● **Stated exercise**: Each line of the material below that holds the word "Freespool" needs to be copied.

---- Raw data

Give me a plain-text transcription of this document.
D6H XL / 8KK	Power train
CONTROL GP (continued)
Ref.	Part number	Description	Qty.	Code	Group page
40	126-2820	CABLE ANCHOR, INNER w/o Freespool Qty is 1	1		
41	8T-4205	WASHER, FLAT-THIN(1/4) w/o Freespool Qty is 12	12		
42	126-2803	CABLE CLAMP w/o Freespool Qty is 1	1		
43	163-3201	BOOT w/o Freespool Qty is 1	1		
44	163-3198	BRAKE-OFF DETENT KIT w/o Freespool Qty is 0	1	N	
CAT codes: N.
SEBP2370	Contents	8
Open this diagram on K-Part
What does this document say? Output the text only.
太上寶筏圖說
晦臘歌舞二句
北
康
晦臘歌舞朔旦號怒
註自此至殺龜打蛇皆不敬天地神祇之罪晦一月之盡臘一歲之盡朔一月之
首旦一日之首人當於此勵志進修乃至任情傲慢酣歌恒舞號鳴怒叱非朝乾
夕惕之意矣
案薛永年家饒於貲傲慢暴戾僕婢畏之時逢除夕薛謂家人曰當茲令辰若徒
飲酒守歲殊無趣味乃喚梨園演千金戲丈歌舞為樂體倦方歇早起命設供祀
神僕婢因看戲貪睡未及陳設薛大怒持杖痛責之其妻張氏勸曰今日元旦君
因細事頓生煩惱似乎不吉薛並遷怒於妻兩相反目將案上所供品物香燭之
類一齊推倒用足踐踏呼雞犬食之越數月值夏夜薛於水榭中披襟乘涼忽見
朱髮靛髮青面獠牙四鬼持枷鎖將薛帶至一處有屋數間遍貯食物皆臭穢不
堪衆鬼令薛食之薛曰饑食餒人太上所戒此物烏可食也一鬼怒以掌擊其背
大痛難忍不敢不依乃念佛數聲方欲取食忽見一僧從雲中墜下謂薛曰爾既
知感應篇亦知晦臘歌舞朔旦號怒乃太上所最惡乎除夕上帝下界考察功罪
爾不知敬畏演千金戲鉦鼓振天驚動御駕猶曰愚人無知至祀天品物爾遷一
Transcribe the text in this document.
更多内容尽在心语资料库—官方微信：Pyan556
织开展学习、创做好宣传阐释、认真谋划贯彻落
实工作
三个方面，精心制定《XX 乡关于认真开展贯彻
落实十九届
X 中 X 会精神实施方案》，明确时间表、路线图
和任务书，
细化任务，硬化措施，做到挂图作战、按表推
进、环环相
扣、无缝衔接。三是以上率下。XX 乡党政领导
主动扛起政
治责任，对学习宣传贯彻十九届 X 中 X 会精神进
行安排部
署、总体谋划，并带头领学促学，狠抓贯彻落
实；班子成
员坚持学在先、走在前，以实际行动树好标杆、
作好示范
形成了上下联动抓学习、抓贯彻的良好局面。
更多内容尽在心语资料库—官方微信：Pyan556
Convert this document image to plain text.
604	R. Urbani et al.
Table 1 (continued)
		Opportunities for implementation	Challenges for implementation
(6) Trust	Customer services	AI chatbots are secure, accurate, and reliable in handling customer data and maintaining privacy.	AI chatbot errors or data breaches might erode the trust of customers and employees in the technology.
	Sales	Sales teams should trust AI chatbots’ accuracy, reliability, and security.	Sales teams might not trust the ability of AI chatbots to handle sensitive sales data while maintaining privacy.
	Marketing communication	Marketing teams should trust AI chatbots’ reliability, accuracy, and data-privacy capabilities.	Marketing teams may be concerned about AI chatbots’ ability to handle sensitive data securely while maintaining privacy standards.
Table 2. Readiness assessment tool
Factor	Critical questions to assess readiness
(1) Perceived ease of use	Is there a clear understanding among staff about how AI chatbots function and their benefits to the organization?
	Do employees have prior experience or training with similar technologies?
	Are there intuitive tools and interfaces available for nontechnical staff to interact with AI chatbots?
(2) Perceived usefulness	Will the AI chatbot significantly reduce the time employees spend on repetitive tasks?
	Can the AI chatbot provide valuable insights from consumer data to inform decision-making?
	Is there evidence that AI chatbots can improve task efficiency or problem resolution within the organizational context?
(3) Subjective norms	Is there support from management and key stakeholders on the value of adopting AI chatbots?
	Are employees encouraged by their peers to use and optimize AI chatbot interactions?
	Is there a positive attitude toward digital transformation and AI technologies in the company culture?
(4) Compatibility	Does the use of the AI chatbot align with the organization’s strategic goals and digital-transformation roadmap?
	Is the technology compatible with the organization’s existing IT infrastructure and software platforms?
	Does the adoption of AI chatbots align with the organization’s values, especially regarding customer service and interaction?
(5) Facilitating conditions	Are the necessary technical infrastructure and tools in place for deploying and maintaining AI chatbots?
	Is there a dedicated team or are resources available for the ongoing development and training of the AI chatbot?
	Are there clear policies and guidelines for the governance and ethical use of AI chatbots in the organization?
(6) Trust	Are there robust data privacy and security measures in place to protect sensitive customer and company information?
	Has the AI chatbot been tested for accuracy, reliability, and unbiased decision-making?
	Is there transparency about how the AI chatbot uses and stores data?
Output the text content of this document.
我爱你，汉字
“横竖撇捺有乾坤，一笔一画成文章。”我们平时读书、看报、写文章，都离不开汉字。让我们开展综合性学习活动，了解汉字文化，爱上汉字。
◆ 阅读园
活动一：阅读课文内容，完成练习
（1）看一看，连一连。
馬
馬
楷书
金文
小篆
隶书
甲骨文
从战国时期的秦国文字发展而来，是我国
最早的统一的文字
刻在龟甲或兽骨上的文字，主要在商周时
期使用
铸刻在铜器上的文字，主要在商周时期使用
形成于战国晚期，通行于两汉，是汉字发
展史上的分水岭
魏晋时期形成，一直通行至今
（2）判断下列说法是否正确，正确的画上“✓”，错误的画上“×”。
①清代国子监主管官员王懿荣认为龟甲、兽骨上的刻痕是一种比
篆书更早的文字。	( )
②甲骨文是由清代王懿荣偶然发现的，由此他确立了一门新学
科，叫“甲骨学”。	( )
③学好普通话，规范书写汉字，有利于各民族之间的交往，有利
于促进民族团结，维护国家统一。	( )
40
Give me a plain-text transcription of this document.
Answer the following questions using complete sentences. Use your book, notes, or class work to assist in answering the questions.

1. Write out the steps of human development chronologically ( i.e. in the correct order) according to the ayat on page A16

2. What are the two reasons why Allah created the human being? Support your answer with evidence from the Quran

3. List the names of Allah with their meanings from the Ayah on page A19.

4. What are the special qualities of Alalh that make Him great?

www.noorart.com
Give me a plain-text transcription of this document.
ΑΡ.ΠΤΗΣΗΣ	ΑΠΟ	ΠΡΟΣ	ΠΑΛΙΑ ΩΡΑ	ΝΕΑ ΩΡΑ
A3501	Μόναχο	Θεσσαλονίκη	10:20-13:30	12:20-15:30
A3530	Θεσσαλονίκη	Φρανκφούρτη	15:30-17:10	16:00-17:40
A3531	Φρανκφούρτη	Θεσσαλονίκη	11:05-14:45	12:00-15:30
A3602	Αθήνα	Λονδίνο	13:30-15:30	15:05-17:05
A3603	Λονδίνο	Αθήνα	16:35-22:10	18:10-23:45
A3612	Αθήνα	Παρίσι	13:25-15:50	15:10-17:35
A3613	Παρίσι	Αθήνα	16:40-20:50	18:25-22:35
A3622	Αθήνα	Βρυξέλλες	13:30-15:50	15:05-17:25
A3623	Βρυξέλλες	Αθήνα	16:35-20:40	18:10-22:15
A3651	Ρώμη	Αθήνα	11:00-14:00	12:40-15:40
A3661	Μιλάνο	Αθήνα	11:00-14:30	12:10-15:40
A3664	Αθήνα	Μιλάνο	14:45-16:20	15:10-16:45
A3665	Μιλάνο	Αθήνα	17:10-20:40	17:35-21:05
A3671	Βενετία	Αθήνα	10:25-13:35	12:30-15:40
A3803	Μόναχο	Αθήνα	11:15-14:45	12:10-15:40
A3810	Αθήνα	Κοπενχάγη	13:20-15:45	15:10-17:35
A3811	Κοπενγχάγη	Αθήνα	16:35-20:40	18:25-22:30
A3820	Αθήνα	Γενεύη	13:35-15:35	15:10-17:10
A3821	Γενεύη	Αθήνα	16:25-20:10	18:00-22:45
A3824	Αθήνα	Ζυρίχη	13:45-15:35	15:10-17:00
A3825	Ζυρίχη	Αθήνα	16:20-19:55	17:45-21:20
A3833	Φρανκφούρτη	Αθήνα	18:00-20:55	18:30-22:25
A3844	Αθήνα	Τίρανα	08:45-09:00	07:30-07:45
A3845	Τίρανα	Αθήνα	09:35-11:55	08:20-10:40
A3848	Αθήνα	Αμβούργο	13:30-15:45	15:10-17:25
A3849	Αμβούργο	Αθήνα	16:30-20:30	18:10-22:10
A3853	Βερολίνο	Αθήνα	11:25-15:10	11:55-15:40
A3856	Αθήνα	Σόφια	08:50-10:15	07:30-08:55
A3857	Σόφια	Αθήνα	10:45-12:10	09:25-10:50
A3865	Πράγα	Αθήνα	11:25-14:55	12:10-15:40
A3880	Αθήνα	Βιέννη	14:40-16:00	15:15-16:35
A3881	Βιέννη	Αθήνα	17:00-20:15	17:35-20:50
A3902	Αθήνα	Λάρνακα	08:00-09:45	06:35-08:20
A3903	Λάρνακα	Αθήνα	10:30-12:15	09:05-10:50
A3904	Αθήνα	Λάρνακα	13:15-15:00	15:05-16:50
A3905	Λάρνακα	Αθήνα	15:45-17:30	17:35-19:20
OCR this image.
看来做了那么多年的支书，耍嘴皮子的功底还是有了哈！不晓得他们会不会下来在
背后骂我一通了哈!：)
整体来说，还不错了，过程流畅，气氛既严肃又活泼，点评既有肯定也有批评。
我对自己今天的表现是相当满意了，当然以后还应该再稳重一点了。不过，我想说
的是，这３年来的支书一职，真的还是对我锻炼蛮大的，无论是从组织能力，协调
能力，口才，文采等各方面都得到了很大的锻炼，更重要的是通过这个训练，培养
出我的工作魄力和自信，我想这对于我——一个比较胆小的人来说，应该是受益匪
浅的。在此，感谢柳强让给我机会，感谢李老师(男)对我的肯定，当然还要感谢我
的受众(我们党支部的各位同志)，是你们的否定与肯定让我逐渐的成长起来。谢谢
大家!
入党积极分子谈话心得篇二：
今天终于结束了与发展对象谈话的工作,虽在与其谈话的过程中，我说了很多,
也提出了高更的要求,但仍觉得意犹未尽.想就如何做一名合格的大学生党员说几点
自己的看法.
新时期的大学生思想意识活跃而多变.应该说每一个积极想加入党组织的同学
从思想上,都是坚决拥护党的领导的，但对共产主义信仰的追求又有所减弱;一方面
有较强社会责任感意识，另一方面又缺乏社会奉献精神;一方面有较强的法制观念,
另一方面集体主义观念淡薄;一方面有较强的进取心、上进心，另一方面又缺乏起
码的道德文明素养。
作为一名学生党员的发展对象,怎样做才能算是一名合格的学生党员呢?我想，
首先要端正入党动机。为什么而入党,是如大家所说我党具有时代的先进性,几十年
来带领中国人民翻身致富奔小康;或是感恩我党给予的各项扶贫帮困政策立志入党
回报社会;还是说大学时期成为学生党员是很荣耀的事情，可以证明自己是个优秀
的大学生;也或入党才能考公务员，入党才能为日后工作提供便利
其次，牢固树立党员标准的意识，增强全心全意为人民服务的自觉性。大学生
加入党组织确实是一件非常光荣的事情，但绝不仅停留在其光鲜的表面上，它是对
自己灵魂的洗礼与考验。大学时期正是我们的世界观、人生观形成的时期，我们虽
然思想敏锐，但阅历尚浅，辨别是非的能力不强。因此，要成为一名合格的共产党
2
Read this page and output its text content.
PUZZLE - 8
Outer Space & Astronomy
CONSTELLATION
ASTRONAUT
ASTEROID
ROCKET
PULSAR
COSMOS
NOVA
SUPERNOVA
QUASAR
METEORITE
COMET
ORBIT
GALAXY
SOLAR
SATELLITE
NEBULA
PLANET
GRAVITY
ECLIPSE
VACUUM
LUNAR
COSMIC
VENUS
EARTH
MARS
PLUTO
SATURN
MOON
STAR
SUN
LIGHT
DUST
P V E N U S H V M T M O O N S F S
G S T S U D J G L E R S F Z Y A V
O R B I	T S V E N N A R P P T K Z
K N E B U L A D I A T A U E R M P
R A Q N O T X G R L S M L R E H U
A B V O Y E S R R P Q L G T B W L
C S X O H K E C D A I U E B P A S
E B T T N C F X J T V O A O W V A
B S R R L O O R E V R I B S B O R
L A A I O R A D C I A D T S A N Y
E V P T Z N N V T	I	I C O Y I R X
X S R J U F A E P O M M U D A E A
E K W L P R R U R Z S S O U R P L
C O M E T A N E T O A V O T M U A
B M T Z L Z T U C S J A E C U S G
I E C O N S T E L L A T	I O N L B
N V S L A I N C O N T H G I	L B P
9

--------

● **Task answer**:
40	126-2820	CABLE ANCHOR, INNER w/o Freespool Qty is 1	1		
41	8T-4205	WASHER, FLAT-THIN(1/4) w/o Freespool Qty is 12	12		
42	126-2803	CABLE CLAMP w/o Freespool Qty is 1	1		
43	163-3201	BOOT w/o Freespool Qty is 1	1		
44	163-3198	BRAKE-OFF DETENT KIT w/o Freespool Qty is 0	1	N	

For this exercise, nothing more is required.